--- Requirements ---
Would you transcribe the whole listing exactly, minus its pictures?

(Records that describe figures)
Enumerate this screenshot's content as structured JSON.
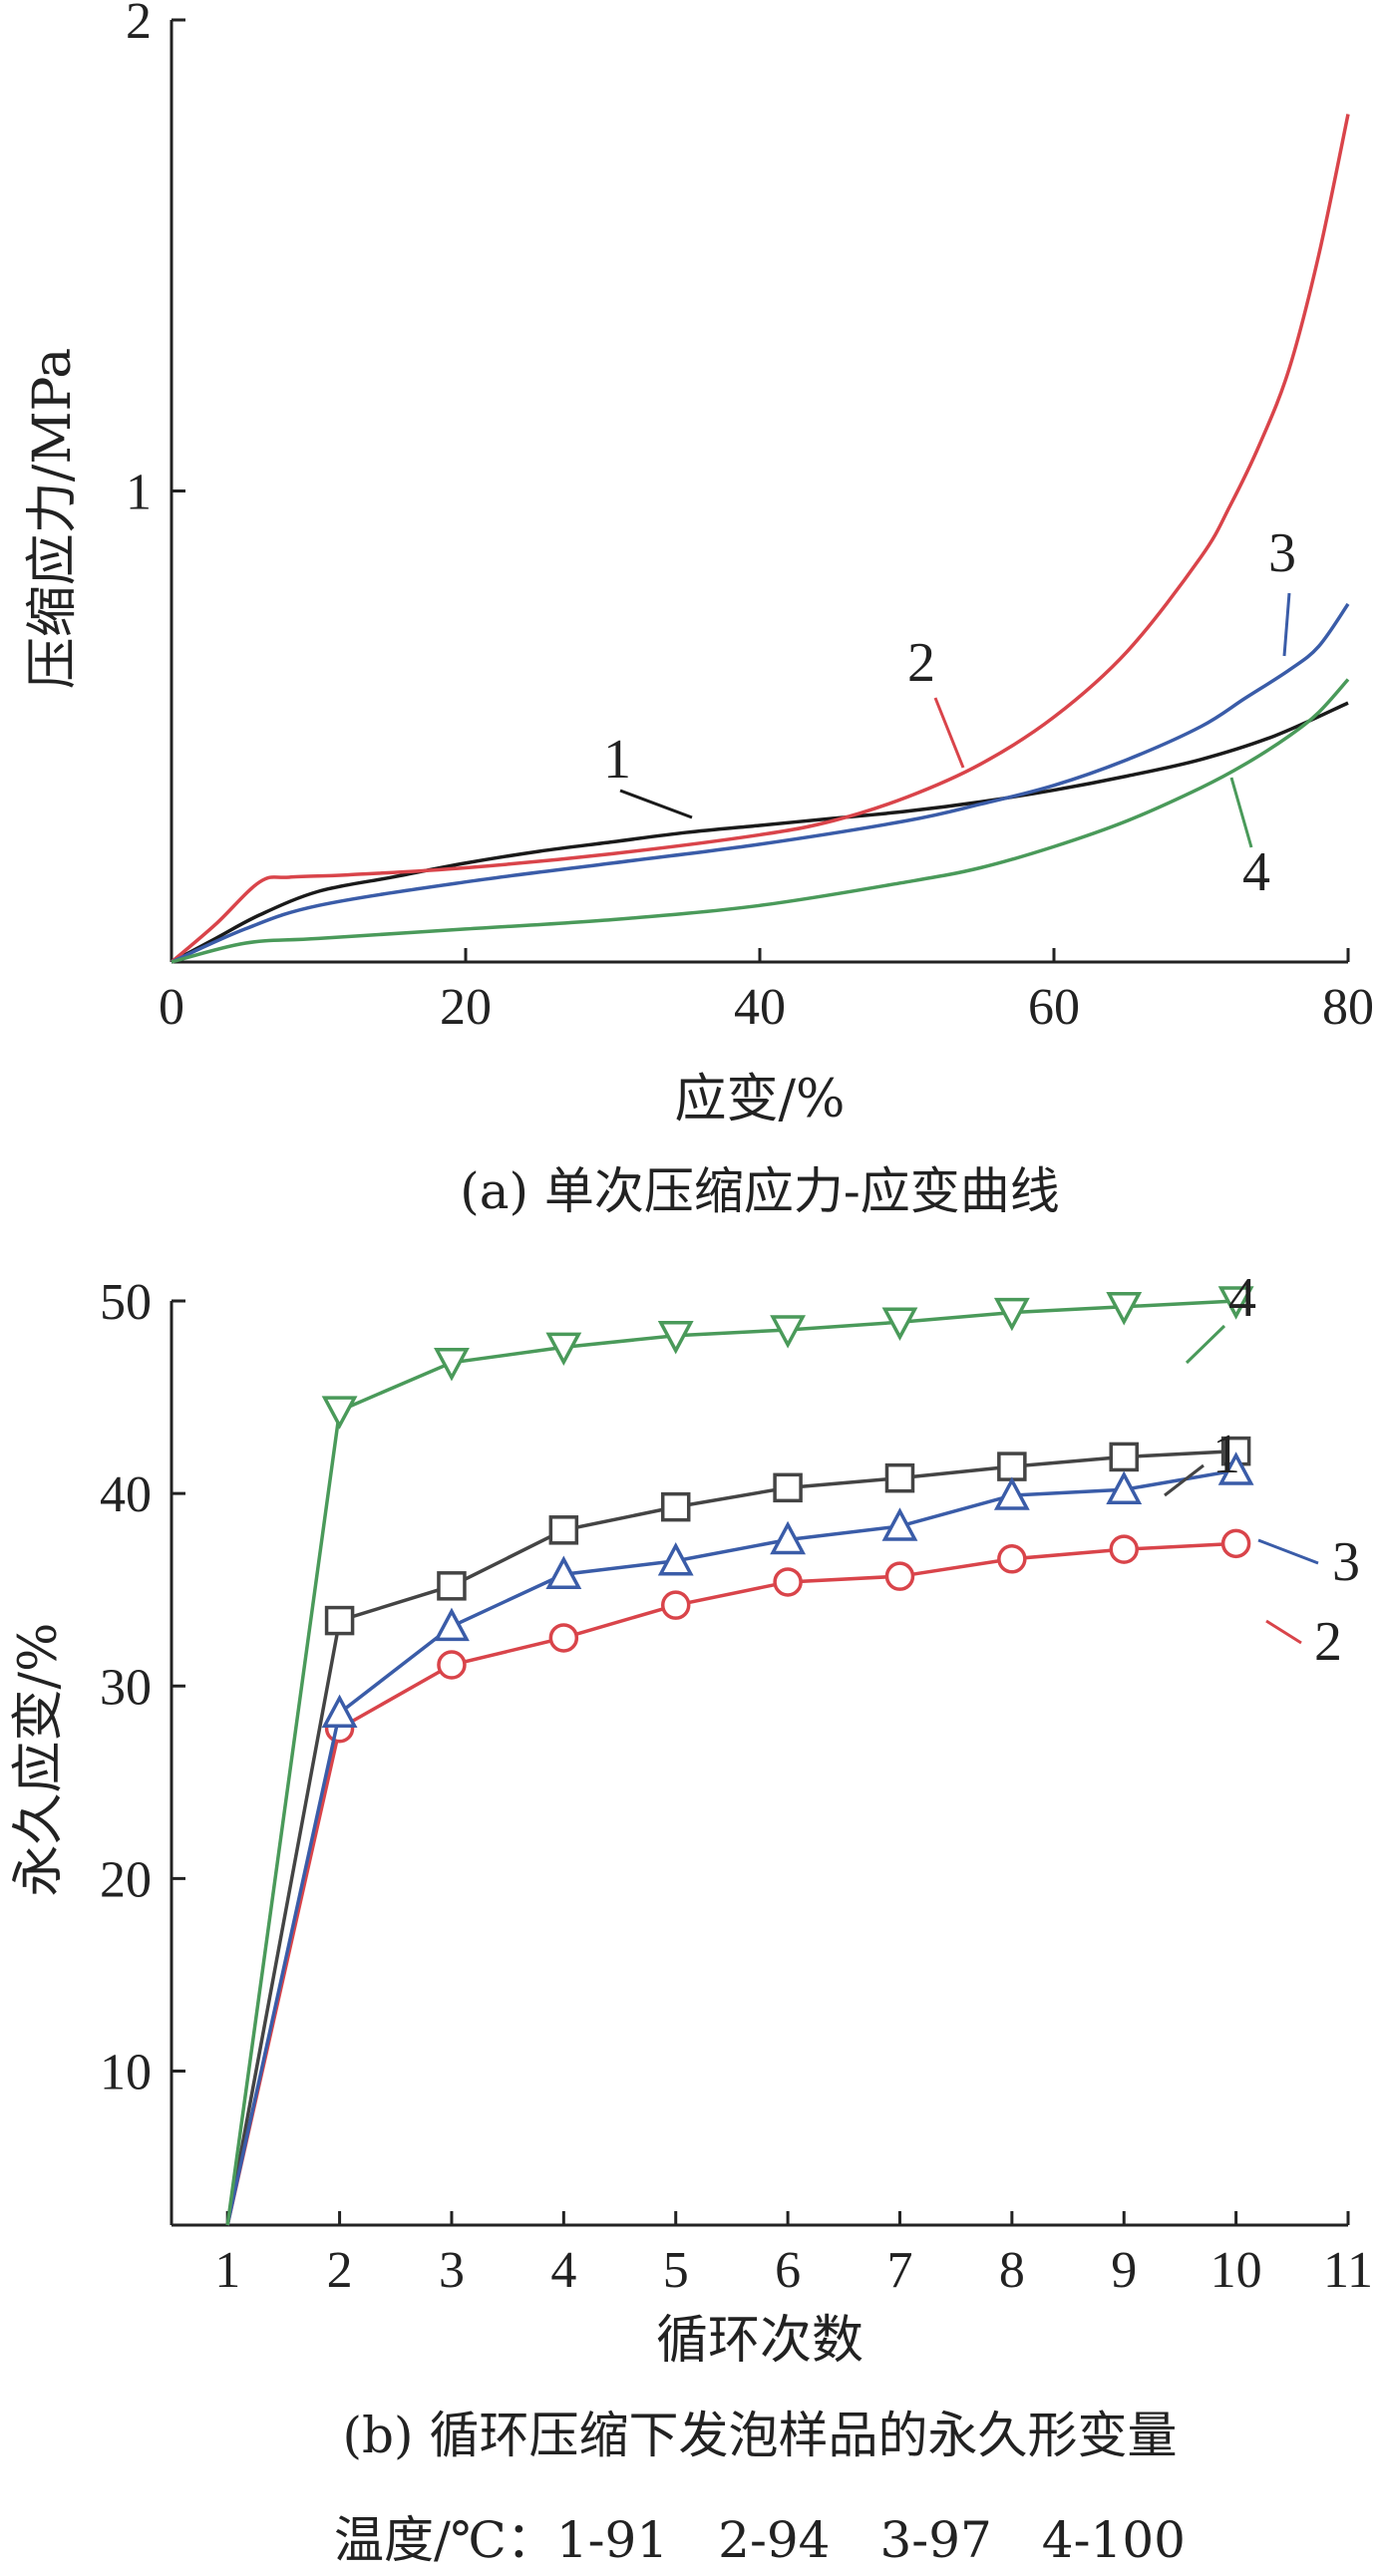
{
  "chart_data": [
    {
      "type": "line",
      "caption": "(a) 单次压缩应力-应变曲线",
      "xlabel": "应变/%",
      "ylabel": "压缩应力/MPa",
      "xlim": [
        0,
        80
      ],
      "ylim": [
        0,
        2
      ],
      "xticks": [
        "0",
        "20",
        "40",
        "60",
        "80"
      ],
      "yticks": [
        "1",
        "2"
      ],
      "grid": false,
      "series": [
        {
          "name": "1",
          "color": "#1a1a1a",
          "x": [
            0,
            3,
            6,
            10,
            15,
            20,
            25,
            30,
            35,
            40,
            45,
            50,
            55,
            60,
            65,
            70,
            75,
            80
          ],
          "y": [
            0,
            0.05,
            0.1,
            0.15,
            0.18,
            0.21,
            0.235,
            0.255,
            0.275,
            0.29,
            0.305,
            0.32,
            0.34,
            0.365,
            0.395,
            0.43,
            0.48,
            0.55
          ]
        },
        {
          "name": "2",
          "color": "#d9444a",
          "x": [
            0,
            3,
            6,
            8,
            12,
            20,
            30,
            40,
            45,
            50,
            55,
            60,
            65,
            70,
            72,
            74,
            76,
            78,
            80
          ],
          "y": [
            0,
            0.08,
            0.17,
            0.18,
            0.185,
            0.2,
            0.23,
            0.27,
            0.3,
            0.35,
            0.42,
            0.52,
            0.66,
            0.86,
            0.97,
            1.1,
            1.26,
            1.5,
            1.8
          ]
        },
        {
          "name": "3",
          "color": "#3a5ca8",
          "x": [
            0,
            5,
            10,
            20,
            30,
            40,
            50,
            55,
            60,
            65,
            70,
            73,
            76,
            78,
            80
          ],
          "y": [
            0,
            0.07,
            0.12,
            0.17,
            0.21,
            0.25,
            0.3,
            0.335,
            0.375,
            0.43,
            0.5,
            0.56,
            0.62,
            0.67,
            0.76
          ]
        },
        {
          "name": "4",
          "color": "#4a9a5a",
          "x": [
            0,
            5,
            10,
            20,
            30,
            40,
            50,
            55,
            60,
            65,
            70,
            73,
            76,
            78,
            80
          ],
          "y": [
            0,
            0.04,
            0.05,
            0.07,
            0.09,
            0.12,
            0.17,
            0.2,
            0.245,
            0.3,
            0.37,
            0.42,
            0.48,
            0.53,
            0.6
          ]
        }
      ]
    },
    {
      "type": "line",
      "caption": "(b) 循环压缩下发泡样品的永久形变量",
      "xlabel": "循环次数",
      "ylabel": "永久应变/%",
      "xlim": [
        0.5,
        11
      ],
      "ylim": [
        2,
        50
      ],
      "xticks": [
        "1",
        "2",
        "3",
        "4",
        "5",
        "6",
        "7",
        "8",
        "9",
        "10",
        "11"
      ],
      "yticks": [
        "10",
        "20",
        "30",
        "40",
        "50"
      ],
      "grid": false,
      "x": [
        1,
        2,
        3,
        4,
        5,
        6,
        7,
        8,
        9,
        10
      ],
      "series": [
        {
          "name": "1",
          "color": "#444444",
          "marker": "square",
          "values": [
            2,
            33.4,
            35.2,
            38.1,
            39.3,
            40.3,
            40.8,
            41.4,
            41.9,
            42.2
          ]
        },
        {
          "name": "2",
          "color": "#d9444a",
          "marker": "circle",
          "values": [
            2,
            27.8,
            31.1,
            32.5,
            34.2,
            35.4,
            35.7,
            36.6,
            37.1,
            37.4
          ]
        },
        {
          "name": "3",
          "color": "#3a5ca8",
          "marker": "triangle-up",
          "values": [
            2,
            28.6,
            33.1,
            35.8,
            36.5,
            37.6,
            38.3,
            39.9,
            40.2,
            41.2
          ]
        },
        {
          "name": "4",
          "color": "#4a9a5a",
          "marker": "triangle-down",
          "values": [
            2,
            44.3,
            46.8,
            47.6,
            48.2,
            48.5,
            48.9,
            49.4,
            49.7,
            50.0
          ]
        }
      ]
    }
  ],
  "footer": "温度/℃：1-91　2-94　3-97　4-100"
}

--- Expected answer ---
Enumerate this screenshot's content as structured JSON.
{
  "chart_data": [
    {
      "type": "line",
      "caption": "(a) 单次压缩应力-应变曲线",
      "xlabel": "应变/%",
      "ylabel": "压缩应力/MPa",
      "xlim": [
        0,
        80
      ],
      "ylim": [
        0,
        2
      ],
      "xticks": [
        "0",
        "20",
        "40",
        "60",
        "80"
      ],
      "yticks": [
        "1",
        "2"
      ],
      "grid": false,
      "series": [
        {
          "name": "1",
          "color": "#1a1a1a",
          "x": [
            0,
            3,
            6,
            10,
            15,
            20,
            25,
            30,
            35,
            40,
            45,
            50,
            55,
            60,
            65,
            70,
            75,
            80
          ],
          "y": [
            0,
            0.05,
            0.1,
            0.15,
            0.18,
            0.21,
            0.235,
            0.255,
            0.275,
            0.29,
            0.305,
            0.32,
            0.34,
            0.365,
            0.395,
            0.43,
            0.48,
            0.55
          ]
        },
        {
          "name": "2",
          "color": "#d9444a",
          "x": [
            0,
            3,
            6,
            8,
            12,
            20,
            30,
            40,
            45,
            50,
            55,
            60,
            65,
            70,
            72,
            74,
            76,
            78,
            80
          ],
          "y": [
            0,
            0.08,
            0.17,
            0.18,
            0.185,
            0.2,
            0.23,
            0.27,
            0.3,
            0.35,
            0.42,
            0.52,
            0.66,
            0.86,
            0.97,
            1.1,
            1.26,
            1.5,
            1.8
          ]
        },
        {
          "name": "3",
          "color": "#3a5ca8",
          "x": [
            0,
            5,
            10,
            20,
            30,
            40,
            50,
            55,
            60,
            65,
            70,
            73,
            76,
            78,
            80
          ],
          "y": [
            0,
            0.07,
            0.12,
            0.17,
            0.21,
            0.25,
            0.3,
            0.335,
            0.375,
            0.43,
            0.5,
            0.56,
            0.62,
            0.67,
            0.76
          ]
        },
        {
          "name": "4",
          "color": "#4a9a5a",
          "x": [
            0,
            5,
            10,
            20,
            30,
            40,
            50,
            55,
            60,
            65,
            70,
            73,
            76,
            78,
            80
          ],
          "y": [
            0,
            0.04,
            0.05,
            0.07,
            0.09,
            0.12,
            0.17,
            0.2,
            0.245,
            0.3,
            0.37,
            0.42,
            0.48,
            0.53,
            0.6
          ]
        }
      ]
    },
    {
      "type": "line",
      "caption": "(b) 循环压缩下发泡样品的永久形变量",
      "xlabel": "循环次数",
      "ylabel": "永久应变/%",
      "xlim": [
        0.5,
        11
      ],
      "ylim": [
        2,
        50
      ],
      "xticks": [
        "1",
        "2",
        "3",
        "4",
        "5",
        "6",
        "7",
        "8",
        "9",
        "10",
        "11"
      ],
      "yticks": [
        "10",
        "20",
        "30",
        "40",
        "50"
      ],
      "grid": false,
      "x": [
        1,
        2,
        3,
        4,
        5,
        6,
        7,
        8,
        9,
        10
      ],
      "series": [
        {
          "name": "1",
          "color": "#444444",
          "marker": "square",
          "values": [
            2,
            33.4,
            35.2,
            38.1,
            39.3,
            40.3,
            40.8,
            41.4,
            41.9,
            42.2
          ]
        },
        {
          "name": "2",
          "color": "#d9444a",
          "marker": "circle",
          "values": [
            2,
            27.8,
            31.1,
            32.5,
            34.2,
            35.4,
            35.7,
            36.6,
            37.1,
            37.4
          ]
        },
        {
          "name": "3",
          "color": "#3a5ca8",
          "marker": "triangle-up",
          "values": [
            2,
            28.6,
            33.1,
            35.8,
            36.5,
            37.6,
            38.3,
            39.9,
            40.2,
            41.2
          ]
        },
        {
          "name": "4",
          "color": "#4a9a5a",
          "marker": "triangle-down",
          "values": [
            2,
            44.3,
            46.8,
            47.6,
            48.2,
            48.5,
            48.9,
            49.4,
            49.7,
            50.0
          ]
        }
      ]
    }
  ],
  "footer": "温度/℃：1-91　2-94　3-97　4-100"
}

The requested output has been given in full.